Data listing:
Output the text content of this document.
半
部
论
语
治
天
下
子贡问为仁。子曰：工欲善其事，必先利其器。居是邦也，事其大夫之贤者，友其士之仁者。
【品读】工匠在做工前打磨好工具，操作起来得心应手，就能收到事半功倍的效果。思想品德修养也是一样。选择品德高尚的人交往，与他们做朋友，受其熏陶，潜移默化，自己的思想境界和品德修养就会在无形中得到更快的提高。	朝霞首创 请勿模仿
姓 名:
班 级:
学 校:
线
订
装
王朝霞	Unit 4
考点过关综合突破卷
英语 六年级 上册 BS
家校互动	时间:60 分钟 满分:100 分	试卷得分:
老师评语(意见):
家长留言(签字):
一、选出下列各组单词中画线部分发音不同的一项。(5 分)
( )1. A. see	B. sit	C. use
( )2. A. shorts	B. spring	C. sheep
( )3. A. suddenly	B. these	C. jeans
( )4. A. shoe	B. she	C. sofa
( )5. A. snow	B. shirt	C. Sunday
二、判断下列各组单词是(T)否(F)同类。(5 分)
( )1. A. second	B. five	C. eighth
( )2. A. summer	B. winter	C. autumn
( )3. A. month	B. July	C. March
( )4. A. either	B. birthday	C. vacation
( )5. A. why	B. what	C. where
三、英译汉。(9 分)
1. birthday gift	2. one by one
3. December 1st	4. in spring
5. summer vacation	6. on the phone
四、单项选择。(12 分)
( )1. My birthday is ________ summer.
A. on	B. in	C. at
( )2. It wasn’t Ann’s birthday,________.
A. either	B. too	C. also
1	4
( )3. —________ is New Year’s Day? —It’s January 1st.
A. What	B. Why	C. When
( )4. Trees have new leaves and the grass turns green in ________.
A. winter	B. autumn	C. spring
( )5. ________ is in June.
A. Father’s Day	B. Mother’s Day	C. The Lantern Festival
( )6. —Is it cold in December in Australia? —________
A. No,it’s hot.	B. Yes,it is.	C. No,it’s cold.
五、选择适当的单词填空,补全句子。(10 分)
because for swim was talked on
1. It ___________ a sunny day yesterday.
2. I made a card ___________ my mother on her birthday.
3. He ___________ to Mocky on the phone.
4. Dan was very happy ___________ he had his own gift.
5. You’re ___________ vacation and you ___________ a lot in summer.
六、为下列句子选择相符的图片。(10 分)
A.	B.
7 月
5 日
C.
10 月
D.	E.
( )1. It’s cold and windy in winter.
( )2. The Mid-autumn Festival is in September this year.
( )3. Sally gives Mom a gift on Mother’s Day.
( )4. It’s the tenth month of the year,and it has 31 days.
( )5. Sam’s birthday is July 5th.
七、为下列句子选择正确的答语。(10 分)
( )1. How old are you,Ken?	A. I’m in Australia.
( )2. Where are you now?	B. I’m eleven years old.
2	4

What is expected:
Which lines of the data include "Australia"? Copy each of them.

Response to the exercise:
( )6. —Is it cold in December in Australia? —________
( )1. How old are you,Ken?	A. I’m in Australia.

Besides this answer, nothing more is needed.